Saved entries:
((

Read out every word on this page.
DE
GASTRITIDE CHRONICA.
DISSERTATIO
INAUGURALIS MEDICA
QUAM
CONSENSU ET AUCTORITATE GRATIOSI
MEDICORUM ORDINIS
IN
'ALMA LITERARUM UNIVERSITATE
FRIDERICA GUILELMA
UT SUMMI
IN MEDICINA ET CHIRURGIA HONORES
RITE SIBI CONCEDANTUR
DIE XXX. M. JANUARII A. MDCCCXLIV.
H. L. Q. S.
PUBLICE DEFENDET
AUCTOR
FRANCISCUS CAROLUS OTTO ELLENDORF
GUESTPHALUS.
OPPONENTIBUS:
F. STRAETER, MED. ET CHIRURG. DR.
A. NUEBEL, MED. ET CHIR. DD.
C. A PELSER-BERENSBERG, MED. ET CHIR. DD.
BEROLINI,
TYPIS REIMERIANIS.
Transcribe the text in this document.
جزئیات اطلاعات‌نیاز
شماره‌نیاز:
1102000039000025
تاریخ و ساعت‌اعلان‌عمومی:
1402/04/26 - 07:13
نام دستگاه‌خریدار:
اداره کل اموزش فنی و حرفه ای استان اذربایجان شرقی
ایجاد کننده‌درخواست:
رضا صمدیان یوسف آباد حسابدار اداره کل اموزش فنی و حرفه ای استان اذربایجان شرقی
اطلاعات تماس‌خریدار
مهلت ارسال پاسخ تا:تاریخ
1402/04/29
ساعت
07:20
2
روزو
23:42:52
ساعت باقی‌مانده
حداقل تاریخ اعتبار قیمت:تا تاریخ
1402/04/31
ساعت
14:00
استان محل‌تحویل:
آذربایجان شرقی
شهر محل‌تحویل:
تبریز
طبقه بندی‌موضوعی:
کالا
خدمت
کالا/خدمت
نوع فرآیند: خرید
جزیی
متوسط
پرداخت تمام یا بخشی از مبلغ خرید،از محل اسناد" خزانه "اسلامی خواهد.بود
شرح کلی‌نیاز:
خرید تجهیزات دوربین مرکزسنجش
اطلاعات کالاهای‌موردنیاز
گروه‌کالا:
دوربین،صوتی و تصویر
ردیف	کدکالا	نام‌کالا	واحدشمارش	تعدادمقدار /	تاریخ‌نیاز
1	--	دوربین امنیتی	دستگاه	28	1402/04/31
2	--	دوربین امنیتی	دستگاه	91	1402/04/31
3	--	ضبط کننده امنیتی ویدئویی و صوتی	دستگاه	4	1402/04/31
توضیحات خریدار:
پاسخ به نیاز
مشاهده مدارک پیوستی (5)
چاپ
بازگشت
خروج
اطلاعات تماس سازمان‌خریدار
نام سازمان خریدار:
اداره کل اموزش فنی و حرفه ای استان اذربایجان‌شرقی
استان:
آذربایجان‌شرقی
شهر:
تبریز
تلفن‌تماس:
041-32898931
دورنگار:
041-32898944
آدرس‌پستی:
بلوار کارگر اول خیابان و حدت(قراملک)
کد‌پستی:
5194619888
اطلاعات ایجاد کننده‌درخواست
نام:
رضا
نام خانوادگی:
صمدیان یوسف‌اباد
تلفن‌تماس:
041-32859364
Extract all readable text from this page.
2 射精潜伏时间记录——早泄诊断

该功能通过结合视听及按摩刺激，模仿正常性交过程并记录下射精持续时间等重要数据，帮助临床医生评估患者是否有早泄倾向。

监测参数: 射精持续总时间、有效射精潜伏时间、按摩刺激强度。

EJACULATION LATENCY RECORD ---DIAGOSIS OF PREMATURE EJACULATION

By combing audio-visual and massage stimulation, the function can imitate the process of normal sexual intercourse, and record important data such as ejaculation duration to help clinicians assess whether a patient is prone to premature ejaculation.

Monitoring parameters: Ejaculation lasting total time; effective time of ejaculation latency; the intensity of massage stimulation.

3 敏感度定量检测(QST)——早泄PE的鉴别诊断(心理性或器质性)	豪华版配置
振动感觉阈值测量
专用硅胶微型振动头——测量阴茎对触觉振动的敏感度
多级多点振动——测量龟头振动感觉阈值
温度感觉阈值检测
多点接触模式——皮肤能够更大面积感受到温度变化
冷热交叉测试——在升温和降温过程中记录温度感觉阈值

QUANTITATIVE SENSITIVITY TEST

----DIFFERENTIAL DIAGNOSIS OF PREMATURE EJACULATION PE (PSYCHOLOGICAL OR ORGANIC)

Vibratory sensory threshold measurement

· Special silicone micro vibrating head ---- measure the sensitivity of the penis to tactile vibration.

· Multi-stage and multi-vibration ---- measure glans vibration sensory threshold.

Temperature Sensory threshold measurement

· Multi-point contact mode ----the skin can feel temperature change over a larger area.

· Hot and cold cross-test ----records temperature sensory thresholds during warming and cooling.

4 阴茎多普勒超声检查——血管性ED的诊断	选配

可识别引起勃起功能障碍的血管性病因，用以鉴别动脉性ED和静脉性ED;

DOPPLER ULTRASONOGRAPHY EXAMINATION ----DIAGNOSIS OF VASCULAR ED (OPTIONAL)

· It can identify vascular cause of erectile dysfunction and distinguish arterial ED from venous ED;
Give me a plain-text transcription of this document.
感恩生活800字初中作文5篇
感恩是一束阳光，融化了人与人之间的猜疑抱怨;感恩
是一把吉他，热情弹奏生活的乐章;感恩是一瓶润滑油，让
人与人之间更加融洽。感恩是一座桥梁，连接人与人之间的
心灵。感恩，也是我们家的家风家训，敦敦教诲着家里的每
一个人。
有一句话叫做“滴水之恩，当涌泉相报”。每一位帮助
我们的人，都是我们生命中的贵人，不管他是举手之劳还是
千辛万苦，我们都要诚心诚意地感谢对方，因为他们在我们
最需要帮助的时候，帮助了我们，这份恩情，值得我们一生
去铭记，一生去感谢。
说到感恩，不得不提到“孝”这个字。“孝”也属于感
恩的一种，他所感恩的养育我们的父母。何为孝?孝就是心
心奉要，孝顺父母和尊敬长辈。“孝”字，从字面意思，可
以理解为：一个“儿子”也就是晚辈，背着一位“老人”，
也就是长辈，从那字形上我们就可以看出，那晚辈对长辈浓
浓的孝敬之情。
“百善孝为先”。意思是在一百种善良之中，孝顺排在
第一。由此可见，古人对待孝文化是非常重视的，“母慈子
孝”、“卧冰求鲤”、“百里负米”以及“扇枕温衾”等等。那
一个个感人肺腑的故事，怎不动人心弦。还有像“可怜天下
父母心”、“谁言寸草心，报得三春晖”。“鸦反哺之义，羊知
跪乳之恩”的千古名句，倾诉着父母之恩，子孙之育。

))

Retype every record above exactly as written.

Read out every word on this page.
DE
GASTRITIDE CHRONICA.
DISSERTATIO
INAUGURALIS MEDICA
QUAM
CONSENSU ET AUCTORITATE GRATIOSI
MEDICORUM ORDINIS
IN
'ALMA LITERARUM UNIVERSITATE
FRIDERICA GUILELMA
UT SUMMI
IN MEDICINA ET CHIRURGIA HONORES
RITE SIBI CONCEDANTUR
DIE XXX. M. JANUARII A. MDCCCXLIV.
H. L. Q. S.
PUBLICE DEFENDET
AUCTOR
FRANCISCUS CAROLUS OTTO ELLENDORF
GUESTPHALUS.
OPPONENTIBUS:
F. STRAETER, MED. ET CHIRURG. DR.
A. NUEBEL, MED. ET CHIR. DD.
C. A PELSER-BERENSBERG, MED. ET CHIR. DD.
BEROLINI,
TYPIS REIMERIANIS.
Transcribe the text in this document.
جزئیات اطلاعات‌نیاز
شماره‌نیاز:
1102000039000025
تاریخ و ساعت‌اعلان‌عمومی:
1402/04/26 - 07:13
نام دستگاه‌خریدار:
اداره کل اموزش فنی و حرفه ای استان اذربایجان شرقی
ایجاد کننده‌درخواست:
رضا صمدیان یوسف آباد حسابدار اداره کل اموزش فنی و حرفه ای استان اذربایجان شرقی
اطلاعات تماس‌خریدار
مهلت ارسال پاسخ تا:تاریخ
1402/04/29
ساعت
07:20
2
روزو
23:42:52
ساعت باقی‌مانده
حداقل تاریخ اعتبار قیمت:تا تاریخ
1402/04/31
ساعت
14:00
استان محل‌تحویل:
آذربایجان شرقی
شهر محل‌تحویل:
تبریز
طبقه بندی‌موضوعی:
کالا
خدمت
کالا/خدمت
نوع فرآیند: خرید
جزیی
متوسط
پرداخت تمام یا بخشی از مبلغ خرید،از محل اسناد" خزانه "اسلامی خواهد.بود
شرح کلی‌نیاز:
خرید تجهیزات دوربین مرکزسنجش
اطلاعات کالاهای‌موردنیاز
گروه‌کالا:
دوربین،صوتی و تصویر
ردیف	کدکالا	نام‌کالا	واحدشمارش	تعدادمقدار /	تاریخ‌نیاز
1	--	دوربین امنیتی	دستگاه	28	1402/04/31
2	--	دوربین امنیتی	دستگاه	91	1402/04/31
3	--	ضبط کننده امنیتی ویدئویی و صوتی	دستگاه	4	1402/04/31
توضیحات خریدار:
پاسخ به نیاز
مشاهده مدارک پیوستی (5)
چاپ
بازگشت
خروج
اطلاعات تماس سازمان‌خریدار
نام سازمان خریدار:
اداره کل اموزش فنی و حرفه ای استان اذربایجان‌شرقی
استان:
آذربایجان‌شرقی
شهر:
تبریز
تلفن‌تماس:
041-32898931
دورنگار:
041-32898944
آدرس‌پستی:
بلوار کارگر اول خیابان و حدت(قراملک)
کد‌پستی:
5194619888
اطلاعات ایجاد کننده‌درخواست
نام:
رضا
نام خانوادگی:
صمدیان یوسف‌اباد
تلفن‌تماس:
041-32859364
Extract all readable text from this page.
2 射精潜伏时间记录——早泄诊断

该功能通过结合视听及按摩刺激，模仿正常性交过程并记录下射精持续时间等重要数据，帮助临床医生评估患者是否有早泄倾向。

监测参数: 射精持续总时间、有效射精潜伏时间、按摩刺激强度。

EJACULATION LATENCY RECORD ---DIAGOSIS OF PREMATURE EJACULATION

By combing audio-visual and massage stimulation, the function can imitate the process of normal sexual intercourse, and record important data such as ejaculation duration to help clinicians assess whether a patient is prone to premature ejaculation.

Monitoring parameters: Ejaculation lasting total time; effective time of ejaculation latency; the intensity of massage stimulation.

3 敏感度定量检测(QST)——早泄PE的鉴别诊断(心理性或器质性)	豪华版配置
振动感觉阈值测量
专用硅胶微型振动头——测量阴茎对触觉振动的敏感度
多级多点振动——测量龟头振动感觉阈值
温度感觉阈值检测
多点接触模式——皮肤能够更大面积感受到温度变化
冷热交叉测试——在升温和降温过程中记录温度感觉阈值

QUANTITATIVE SENSITIVITY TEST

----DIFFERENTIAL DIAGNOSIS OF PREMATURE EJACULATION PE (PSYCHOLOGICAL OR ORGANIC)

Vibratory sensory threshold measurement

· Special silicone micro vibrating head ---- measure the sensitivity of the penis to tactile vibration.

· Multi-stage and multi-vibration ---- measure glans vibration sensory threshold.

Temperature Sensory threshold measurement

· Multi-point contact mode ----the skin can feel temperature change over a larger area.

· Hot and cold cross-test ----records temperature sensory thresholds during warming and cooling.

4 阴茎多普勒超声检查——血管性ED的诊断	选配

可识别引起勃起功能障碍的血管性病因，用以鉴别动脉性ED和静脉性ED;

DOPPLER ULTRASONOGRAPHY EXAMINATION ----DIAGNOSIS OF VASCULAR ED (OPTIONAL)

· It can identify vascular cause of erectile dysfunction and distinguish arterial ED from venous ED;
Give me a plain-text transcription of this document.
感恩生活800字初中作文5篇
感恩是一束阳光，融化了人与人之间的猜疑抱怨;感恩
是一把吉他，热情弹奏生活的乐章;感恩是一瓶润滑油，让
人与人之间更加融洽。感恩是一座桥梁，连接人与人之间的
心灵。感恩，也是我们家的家风家训，敦敦教诲着家里的每
一个人。
有一句话叫做“滴水之恩，当涌泉相报”。每一位帮助
我们的人，都是我们生命中的贵人，不管他是举手之劳还是
千辛万苦，我们都要诚心诚意地感谢对方，因为他们在我们
最需要帮助的时候，帮助了我们，这份恩情，值得我们一生
去铭记，一生去感谢。
说到感恩，不得不提到“孝”这个字。“孝”也属于感
恩的一种，他所感恩的养育我们的父母。何为孝?孝就是心
心奉要，孝顺父母和尊敬长辈。“孝”字，从字面意思，可
以理解为：一个“儿子”也就是晚辈，背着一位“老人”，
也就是长辈，从那字形上我们就可以看出，那晚辈对长辈浓
浓的孝敬之情。
“百善孝为先”。意思是在一百种善良之中，孝顺排在
第一。由此可见，古人对待孝文化是非常重视的，“母慈子
孝”、“卧冰求鲤”、“百里负米”以及“扇枕温衾”等等。那
一个个感人肺腑的故事，怎不动人心弦。还有像“可怜天下
父母心”、“谁言寸草心，报得三春晖”。“鸦反哺之义，羊知
跪乳之恩”的千古名句，倾诉着父母之恩，子孙之育。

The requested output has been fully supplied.